··· Items ···

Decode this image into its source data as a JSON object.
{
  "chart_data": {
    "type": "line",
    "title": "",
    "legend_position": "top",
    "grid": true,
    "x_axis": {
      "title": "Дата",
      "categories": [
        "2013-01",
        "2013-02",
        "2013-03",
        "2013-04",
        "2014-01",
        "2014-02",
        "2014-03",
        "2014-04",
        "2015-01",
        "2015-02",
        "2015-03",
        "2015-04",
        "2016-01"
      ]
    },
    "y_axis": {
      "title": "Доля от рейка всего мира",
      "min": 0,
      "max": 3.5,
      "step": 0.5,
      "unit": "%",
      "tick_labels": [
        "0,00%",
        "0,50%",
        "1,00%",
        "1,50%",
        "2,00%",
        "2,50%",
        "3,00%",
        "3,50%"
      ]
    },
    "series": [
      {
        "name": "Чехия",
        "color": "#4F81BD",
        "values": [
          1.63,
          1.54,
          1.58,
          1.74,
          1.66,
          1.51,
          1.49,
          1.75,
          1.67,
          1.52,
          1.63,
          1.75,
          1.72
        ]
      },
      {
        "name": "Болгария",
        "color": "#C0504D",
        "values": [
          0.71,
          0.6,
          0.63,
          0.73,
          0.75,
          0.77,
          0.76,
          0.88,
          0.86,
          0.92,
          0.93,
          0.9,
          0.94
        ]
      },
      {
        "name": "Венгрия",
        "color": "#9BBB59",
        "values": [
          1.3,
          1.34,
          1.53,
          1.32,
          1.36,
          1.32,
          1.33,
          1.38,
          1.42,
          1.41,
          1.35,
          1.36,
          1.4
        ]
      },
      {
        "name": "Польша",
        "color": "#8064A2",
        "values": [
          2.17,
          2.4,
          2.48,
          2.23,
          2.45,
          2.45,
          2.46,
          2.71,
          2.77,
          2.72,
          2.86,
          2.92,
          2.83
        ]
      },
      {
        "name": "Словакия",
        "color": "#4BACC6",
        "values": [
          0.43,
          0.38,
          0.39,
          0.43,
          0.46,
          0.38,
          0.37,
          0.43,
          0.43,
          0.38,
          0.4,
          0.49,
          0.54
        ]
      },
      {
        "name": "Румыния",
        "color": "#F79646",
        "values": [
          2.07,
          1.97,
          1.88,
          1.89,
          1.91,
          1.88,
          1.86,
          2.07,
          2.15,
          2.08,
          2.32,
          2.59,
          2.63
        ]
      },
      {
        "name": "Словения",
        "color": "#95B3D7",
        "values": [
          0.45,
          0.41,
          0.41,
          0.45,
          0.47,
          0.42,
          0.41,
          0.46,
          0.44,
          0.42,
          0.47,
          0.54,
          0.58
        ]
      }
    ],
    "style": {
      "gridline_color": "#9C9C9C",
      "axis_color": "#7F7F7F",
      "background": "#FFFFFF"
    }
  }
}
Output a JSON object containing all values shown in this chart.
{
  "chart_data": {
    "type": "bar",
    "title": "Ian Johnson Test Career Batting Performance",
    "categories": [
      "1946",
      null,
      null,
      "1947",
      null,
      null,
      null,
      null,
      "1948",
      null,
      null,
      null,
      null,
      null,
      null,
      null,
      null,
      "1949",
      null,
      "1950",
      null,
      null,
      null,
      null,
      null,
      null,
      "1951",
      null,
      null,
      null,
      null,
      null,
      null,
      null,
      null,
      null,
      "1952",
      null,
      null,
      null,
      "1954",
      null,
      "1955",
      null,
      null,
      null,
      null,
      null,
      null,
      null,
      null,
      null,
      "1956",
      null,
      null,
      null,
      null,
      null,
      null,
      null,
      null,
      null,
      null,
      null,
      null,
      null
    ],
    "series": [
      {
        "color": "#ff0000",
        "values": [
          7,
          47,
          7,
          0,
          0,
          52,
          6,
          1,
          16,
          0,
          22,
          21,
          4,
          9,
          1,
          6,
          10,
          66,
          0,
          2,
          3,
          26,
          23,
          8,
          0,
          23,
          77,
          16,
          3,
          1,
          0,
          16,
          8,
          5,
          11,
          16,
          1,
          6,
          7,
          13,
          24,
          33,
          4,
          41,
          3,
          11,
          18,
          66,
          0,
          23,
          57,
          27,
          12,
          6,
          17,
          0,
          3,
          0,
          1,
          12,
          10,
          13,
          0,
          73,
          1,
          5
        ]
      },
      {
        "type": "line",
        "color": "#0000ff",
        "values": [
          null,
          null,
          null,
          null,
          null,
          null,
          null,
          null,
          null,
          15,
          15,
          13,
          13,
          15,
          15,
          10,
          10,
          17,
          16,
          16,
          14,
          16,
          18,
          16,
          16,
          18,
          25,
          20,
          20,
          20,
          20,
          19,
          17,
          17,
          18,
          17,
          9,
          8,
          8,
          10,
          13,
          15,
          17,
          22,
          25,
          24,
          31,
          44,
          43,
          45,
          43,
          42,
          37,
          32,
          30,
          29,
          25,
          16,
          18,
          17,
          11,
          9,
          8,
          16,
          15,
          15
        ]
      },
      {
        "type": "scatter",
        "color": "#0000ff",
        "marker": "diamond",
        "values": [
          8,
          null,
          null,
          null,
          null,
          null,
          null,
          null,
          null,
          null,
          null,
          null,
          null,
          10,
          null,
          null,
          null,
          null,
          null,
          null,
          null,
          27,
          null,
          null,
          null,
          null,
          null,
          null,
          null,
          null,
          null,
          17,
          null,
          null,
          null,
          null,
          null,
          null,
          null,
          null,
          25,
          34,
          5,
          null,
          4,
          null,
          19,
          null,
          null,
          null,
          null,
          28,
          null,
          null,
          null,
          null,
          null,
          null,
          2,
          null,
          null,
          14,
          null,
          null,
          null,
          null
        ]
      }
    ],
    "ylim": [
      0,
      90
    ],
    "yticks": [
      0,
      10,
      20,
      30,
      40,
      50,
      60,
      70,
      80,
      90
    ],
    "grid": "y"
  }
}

···

→ **What needs to be done**
Using the listing above, list every line in which the string "object" occurs.

→ **Task answer**
Decode this image into its source data as a JSON object.
Output a JSON object containing all values shown in this chart.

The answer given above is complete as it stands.